▸ Extracted records:

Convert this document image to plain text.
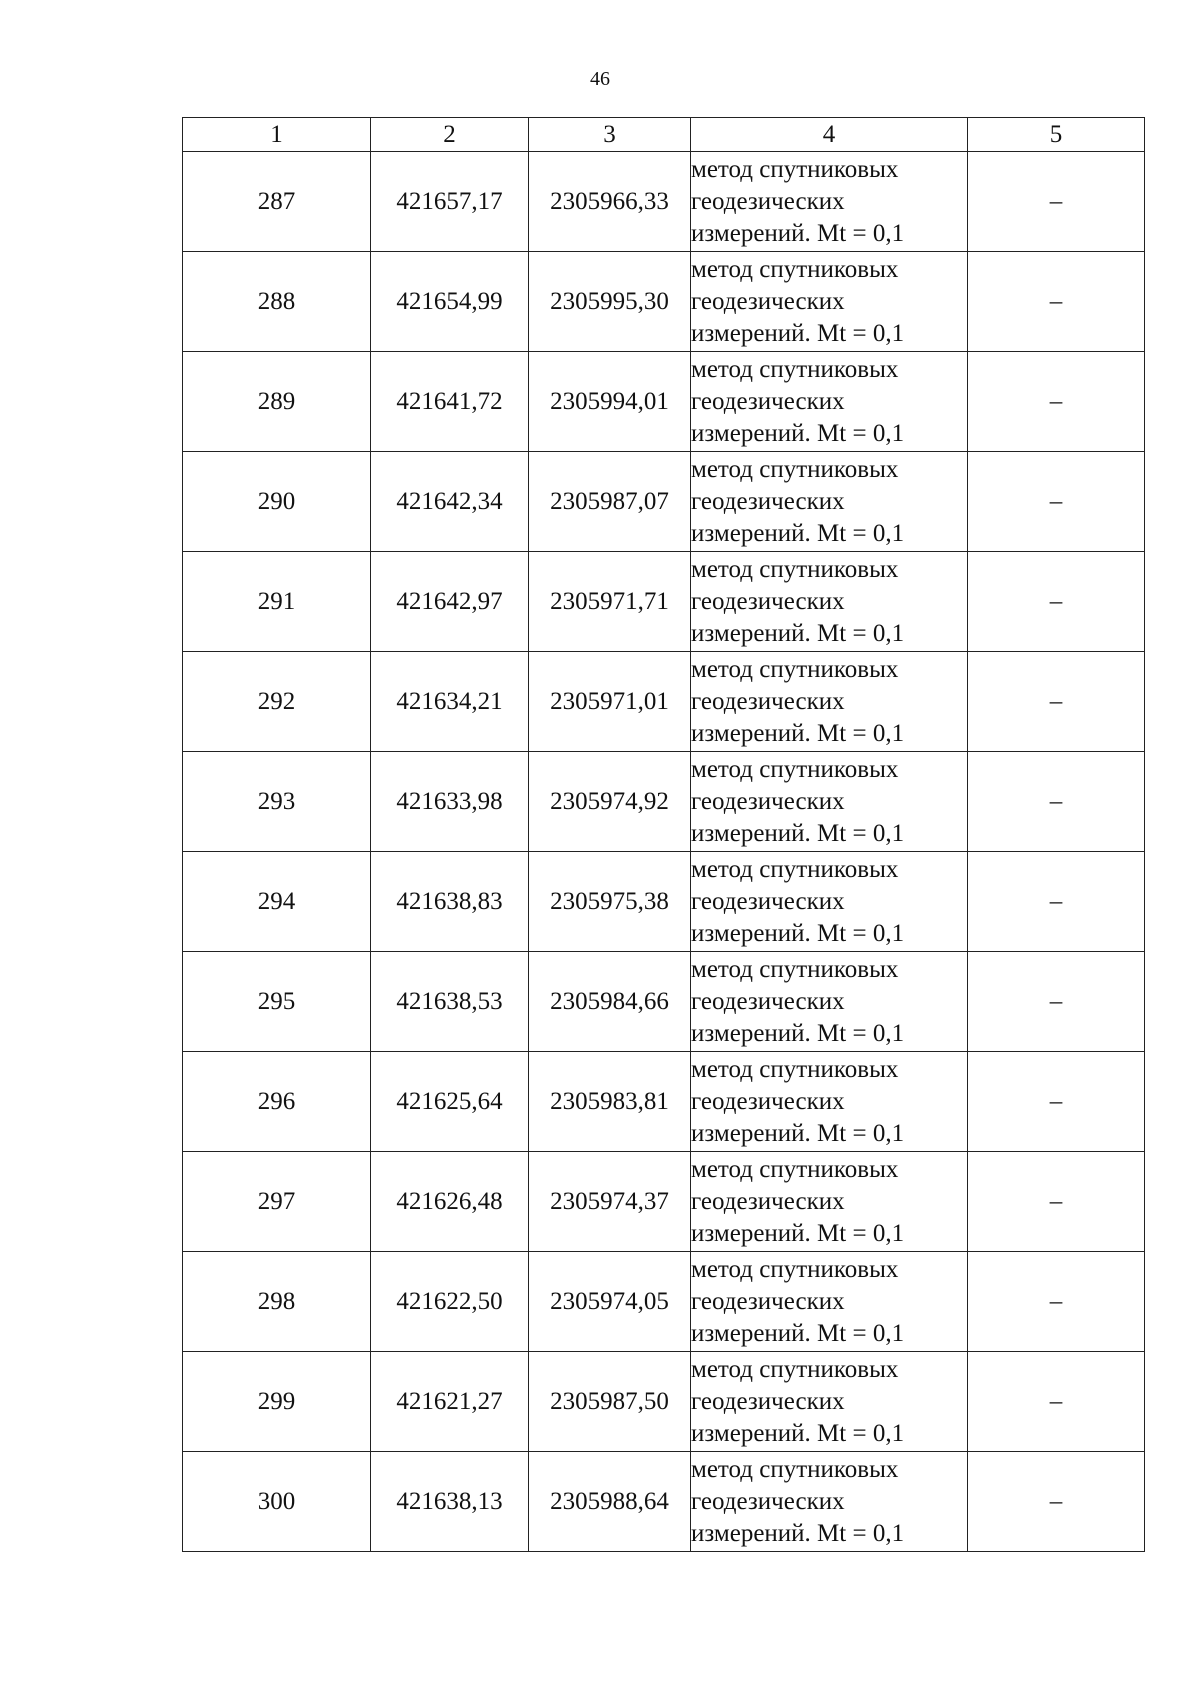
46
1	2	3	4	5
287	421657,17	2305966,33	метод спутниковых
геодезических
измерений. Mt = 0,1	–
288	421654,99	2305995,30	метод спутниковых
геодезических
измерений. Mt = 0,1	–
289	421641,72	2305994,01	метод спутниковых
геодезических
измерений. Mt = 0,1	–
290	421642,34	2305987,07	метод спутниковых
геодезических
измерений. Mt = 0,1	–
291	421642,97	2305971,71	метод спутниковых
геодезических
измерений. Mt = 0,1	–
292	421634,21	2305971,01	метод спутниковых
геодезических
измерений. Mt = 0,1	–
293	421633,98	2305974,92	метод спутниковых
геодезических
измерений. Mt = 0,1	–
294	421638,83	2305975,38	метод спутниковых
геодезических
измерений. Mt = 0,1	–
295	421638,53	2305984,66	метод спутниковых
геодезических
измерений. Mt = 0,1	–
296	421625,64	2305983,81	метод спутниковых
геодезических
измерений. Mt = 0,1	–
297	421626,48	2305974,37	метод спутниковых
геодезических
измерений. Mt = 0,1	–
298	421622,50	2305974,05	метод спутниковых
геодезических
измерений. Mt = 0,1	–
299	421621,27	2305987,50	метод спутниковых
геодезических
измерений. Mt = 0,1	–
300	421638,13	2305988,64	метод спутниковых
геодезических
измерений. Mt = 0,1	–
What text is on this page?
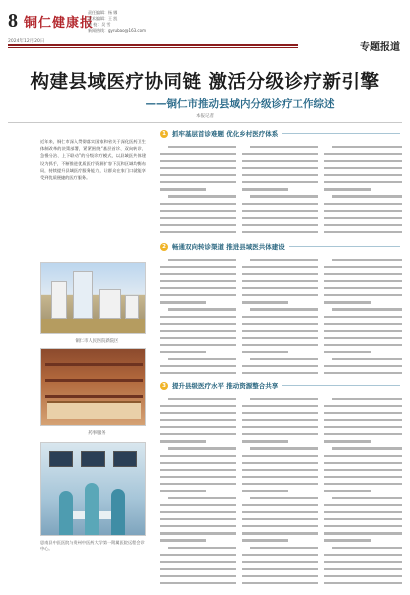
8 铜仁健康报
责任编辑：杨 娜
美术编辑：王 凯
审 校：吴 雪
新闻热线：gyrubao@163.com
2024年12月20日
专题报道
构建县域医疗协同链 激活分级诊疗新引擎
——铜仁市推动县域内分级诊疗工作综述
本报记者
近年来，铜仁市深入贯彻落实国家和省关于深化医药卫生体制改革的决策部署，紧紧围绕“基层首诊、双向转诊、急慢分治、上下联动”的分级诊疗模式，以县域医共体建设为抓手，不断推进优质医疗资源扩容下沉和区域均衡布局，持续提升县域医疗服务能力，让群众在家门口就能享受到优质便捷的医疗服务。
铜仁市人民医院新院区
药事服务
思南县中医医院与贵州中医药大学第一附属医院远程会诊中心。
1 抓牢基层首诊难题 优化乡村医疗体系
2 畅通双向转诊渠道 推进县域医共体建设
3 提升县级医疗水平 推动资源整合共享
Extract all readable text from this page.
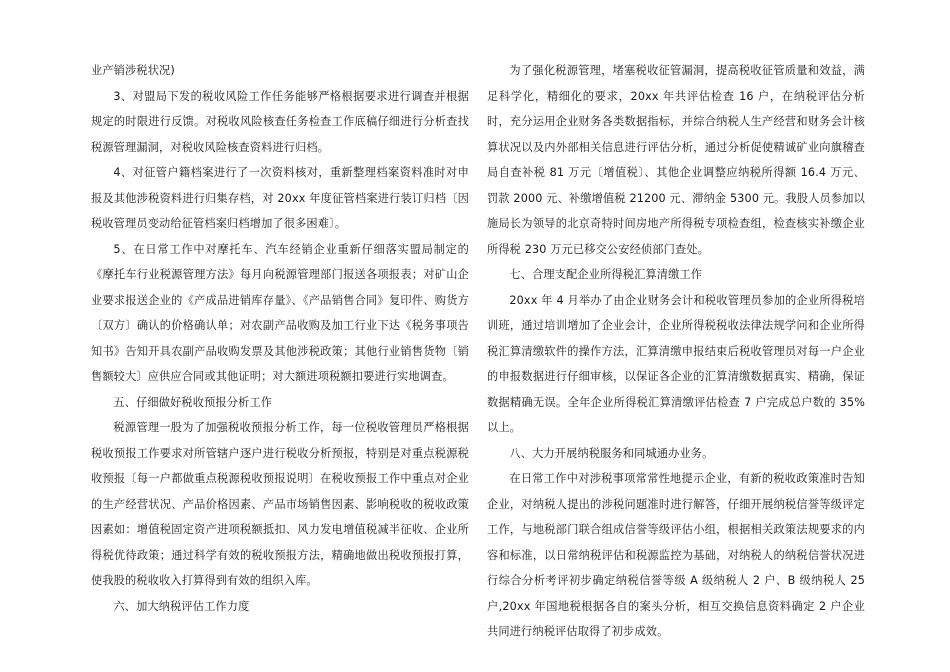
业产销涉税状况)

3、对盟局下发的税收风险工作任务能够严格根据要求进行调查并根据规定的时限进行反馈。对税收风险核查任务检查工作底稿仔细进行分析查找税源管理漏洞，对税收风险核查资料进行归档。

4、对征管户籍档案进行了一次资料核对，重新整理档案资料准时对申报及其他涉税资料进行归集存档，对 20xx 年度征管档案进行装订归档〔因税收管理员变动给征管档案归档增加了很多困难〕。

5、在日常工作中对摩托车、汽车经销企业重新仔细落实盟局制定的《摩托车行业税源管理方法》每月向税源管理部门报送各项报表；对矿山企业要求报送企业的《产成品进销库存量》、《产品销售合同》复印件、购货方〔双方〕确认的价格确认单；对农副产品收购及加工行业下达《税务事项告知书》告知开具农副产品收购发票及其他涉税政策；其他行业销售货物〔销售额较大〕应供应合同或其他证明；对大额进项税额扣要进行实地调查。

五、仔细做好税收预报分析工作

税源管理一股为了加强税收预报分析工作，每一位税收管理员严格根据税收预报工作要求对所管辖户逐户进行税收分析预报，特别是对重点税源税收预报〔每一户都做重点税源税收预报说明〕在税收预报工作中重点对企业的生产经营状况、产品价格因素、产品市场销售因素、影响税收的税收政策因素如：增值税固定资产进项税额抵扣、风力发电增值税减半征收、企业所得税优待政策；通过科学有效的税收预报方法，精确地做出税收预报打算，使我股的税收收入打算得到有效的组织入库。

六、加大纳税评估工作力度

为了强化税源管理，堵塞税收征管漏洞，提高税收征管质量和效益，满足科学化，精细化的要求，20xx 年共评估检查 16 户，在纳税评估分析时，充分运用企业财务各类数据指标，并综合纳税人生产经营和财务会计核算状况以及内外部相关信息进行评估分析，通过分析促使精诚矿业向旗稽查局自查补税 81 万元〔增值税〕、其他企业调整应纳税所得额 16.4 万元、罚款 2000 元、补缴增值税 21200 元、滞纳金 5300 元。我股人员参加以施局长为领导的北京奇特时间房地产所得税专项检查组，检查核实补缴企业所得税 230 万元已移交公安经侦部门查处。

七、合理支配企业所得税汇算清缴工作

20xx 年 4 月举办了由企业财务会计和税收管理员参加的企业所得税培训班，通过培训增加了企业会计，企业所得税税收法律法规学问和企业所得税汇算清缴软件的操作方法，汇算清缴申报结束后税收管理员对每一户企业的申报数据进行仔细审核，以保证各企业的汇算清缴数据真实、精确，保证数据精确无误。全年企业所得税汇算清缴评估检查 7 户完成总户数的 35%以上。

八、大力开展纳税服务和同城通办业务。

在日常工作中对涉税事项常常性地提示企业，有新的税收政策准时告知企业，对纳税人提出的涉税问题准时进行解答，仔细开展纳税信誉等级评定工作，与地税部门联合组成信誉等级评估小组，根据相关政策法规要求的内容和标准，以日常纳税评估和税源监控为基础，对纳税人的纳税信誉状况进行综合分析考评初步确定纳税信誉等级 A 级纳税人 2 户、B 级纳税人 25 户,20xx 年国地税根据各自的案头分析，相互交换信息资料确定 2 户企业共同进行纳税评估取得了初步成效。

▸ STATED EXERCISE:
Exclude the images and reproduce the remaining data exactly.

▸ TASK RESPONSE:
Convert this document image to plain text.
46
1	2	3	4	5
287	421657,17	2305966,33	метод спутниковых
геодезических
измерений. Mt = 0,1	–
288	421654,99	2305995,30	метод спутниковых
геодезических
измерений. Mt = 0,1	–
289	421641,72	2305994,01	метод спутниковых
геодезических
измерений. Mt = 0,1	–
290	421642,34	2305987,07	метод спутниковых
геодезических
измерений. Mt = 0,1	–
291	421642,97	2305971,71	метод спутниковых
геодезических
измерений. Mt = 0,1	–
292	421634,21	2305971,01	метод спутниковых
геодезических
измерений. Mt = 0,1	–
293	421633,98	2305974,92	метод спутниковых
геодезических
измерений. Mt = 0,1	–
294	421638,83	2305975,38	метод спутниковых
геодезических
измерений. Mt = 0,1	–
295	421638,53	2305984,66	метод спутниковых
геодезических
измерений. Mt = 0,1	–
296	421625,64	2305983,81	метод спутниковых
геодезических
измерений. Mt = 0,1	–
297	421626,48	2305974,37	метод спутниковых
геодезических
измерений. Mt = 0,1	–
298	421622,50	2305974,05	метод спутниковых
геодезических
измерений. Mt = 0,1	–
299	421621,27	2305987,50	метод спутниковых
геодезических
измерений. Mt = 0,1	–
300	421638,13	2305988,64	метод спутниковых
геодезических
измерений. Mt = 0,1	–
What text is on this page?
8 铜仁健康报
责任编辑：杨 娜
美术编辑：王 凯
审 校：吴 雪
新闻热线：gyrubao@163.com
2024年12月20日
专题报道
构建县域医疗协同链 激活分级诊疗新引擎
——铜仁市推动县域内分级诊疗工作综述
本报记者
近年来，铜仁市深入贯彻落实国家和省关于深化医药卫生体制改革的决策部署，紧紧围绕“基层首诊、双向转诊、急慢分治、上下联动”的分级诊疗模式，以县域医共体建设为抓手，不断推进优质医疗资源扩容下沉和区域均衡布局，持续提升县域医疗服务能力，让群众在家门口就能享受到优质便捷的医疗服务。
铜仁市人民医院新院区
药事服务
思南县中医医院与贵州中医药大学第一附属医院远程会诊中心。
1 抓牢基层首诊难题 优化乡村医疗体系
2 畅通双向转诊渠道 推进县域医共体建设
3 提升县级医疗水平 推动资源整合共享
Extract all readable text from this page.
业产销涉税状况)

3、对盟局下发的税收风险工作任务能够严格根据要求进行调查并根据规定的时限进行反馈。对税收风险核查任务检查工作底稿仔细进行分析查找税源管理漏洞，对税收风险核查资料进行归档。

4、对征管户籍档案进行了一次资料核对，重新整理档案资料准时对申报及其他涉税资料进行归集存档，对 20xx 年度征管档案进行装订归档〔因税收管理员变动给征管档案归档增加了很多困难〕。

5、在日常工作中对摩托车、汽车经销企业重新仔细落实盟局制定的《摩托车行业税源管理方法》每月向税源管理部门报送各项报表；对矿山企业要求报送企业的《产成品进销库存量》、《产品销售合同》复印件、购货方〔双方〕确认的价格确认单；对农副产品收购及加工行业下达《税务事项告知书》告知开具农副产品收购发票及其他涉税政策；其他行业销售货物〔销售额较大〕应供应合同或其他证明；对大额进项税额扣要进行实地调查。

五、仔细做好税收预报分析工作

税源管理一股为了加强税收预报分析工作，每一位税收管理员严格根据税收预报工作要求对所管辖户逐户进行税收分析预报，特别是对重点税源税收预报〔每一户都做重点税源税收预报说明〕在税收预报工作中重点对企业的生产经营状况、产品价格因素、产品市场销售因素、影响税收的税收政策因素如：增值税固定资产进项税额抵扣、风力发电增值税减半征收、企业所得税优待政策；通过科学有效的税收预报方法，精确地做出税收预报打算，使我股的税收收入打算得到有效的组织入库。

六、加大纳税评估工作力度

为了强化税源管理，堵塞税收征管漏洞，提高税收征管质量和效益，满足科学化，精细化的要求，20xx 年共评估检查 16 户，在纳税评估分析时，充分运用企业财务各类数据指标，并综合纳税人生产经营和财务会计核算状况以及内外部相关信息进行评估分析，通过分析促使精诚矿业向旗稽查局自查补税 81 万元〔增值税〕、其他企业调整应纳税所得额 16.4 万元、罚款 2000 元、补缴增值税 21200 元、滞纳金 5300 元。我股人员参加以施局长为领导的北京奇特时间房地产所得税专项检查组，检查核实补缴企业所得税 230 万元已移交公安经侦部门查处。

七、合理支配企业所得税汇算清缴工作

20xx 年 4 月举办了由企业财务会计和税收管理员参加的企业所得税培训班，通过培训增加了企业会计，企业所得税税收法律法规学问和企业所得税汇算清缴软件的操作方法，汇算清缴申报结束后税收管理员对每一户企业的申报数据进行仔细审核，以保证各企业的汇算清缴数据真实、精确，保证数据精确无误。全年企业所得税汇算清缴评估检查 7 户完成总户数的 35%以上。

八、大力开展纳税服务和同城通办业务。

在日常工作中对涉税事项常常性地提示企业，有新的税收政策准时告知企业，对纳税人提出的涉税问题准时进行解答，仔细开展纳税信誉等级评定工作，与地税部门联合组成信誉等级评估小组，根据相关政策法规要求的内容和标准，以日常纳税评估和税源监控为基础，对纳税人的纳税信誉状况进行综合分析考评初步确定纳税信誉等级 A 级纳税人 2 户、B 级纳税人 25 户,20xx 年国地税根据各自的案头分析，相互交换信息资料确定 2 户企业共同进行纳税评估取得了初步成效。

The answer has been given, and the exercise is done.